Start of DATA RECORDS

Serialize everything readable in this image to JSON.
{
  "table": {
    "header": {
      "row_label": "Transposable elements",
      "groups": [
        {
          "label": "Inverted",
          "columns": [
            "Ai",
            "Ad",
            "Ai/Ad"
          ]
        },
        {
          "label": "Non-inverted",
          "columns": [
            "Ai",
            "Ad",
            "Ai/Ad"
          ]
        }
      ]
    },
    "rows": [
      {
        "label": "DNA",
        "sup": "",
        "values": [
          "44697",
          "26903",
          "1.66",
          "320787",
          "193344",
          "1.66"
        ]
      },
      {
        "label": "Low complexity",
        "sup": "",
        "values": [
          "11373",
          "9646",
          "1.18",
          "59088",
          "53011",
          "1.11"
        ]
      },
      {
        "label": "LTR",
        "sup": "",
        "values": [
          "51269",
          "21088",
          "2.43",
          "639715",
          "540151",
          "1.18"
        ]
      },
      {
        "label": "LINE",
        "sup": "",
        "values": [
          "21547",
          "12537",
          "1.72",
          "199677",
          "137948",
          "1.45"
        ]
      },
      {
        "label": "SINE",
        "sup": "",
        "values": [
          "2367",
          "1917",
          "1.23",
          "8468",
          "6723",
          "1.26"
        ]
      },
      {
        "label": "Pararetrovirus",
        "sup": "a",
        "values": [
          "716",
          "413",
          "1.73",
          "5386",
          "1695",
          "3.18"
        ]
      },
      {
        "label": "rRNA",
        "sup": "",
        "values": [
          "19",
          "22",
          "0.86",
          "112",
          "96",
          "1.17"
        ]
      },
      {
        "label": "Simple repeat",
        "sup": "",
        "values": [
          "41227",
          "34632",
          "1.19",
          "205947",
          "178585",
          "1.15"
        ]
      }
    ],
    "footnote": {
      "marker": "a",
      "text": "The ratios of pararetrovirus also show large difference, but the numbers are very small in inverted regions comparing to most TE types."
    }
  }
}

End of DATA RECORDS

▸ WHAT IS NEEDED
Each line above is to be copied exactly as written.

▸ OUTPUT
Serialize everything readable in this image to JSON.
{
  "table": {
    "header": {
      "row_label": "Transposable elements",
      "groups": [
        {
          "label": "Inverted",
          "columns": [
            "Ai",
            "Ad",
            "Ai/Ad"
          ]
        },
        {
          "label": "Non-inverted",
          "columns": [
            "Ai",
            "Ad",
            "Ai/Ad"
          ]
        }
      ]
    },
    "rows": [
      {
        "label": "DNA",
        "sup": "",
        "values": [
          "44697",
          "26903",
          "1.66",
          "320787",
          "193344",
          "1.66"
        ]
      },
      {
        "label": "Low complexity",
        "sup": "",
        "values": [
          "11373",
          "9646",
          "1.18",
          "59088",
          "53011",
          "1.11"
        ]
      },
      {
        "label": "LTR",
        "sup": "",
        "values": [
          "51269",
          "21088",
          "2.43",
          "639715",
          "540151",
          "1.18"
        ]
      },
      {
        "label": "LINE",
        "sup": "",
        "values": [
          "21547",
          "12537",
          "1.72",
          "199677",
          "137948",
          "1.45"
        ]
      },
      {
        "label": "SINE",
        "sup": "",
        "values": [
          "2367",
          "1917",
          "1.23",
          "8468",
          "6723",
          "1.26"
        ]
      },
      {
        "label": "Pararetrovirus",
        "sup": "a",
        "values": [
          "716",
          "413",
          "1.73",
          "5386",
          "1695",
          "3.18"
        ]
      },
      {
        "label": "rRNA",
        "sup": "",
        "values": [
          "19",
          "22",
          "0.86",
          "112",
          "96",
          "1.17"
        ]
      },
      {
        "label": "Simple repeat",
        "sup": "",
        "values": [
          "41227",
          "34632",
          "1.19",
          "205947",
          "178585",
          "1.15"
        ]
      }
    ],
    "footnote": {
      "marker": "a",
      "text": "The ratios of pararetrovirus also show large difference, but the numbers are very small in inverted regions comparing to most TE types."
    }
  }
}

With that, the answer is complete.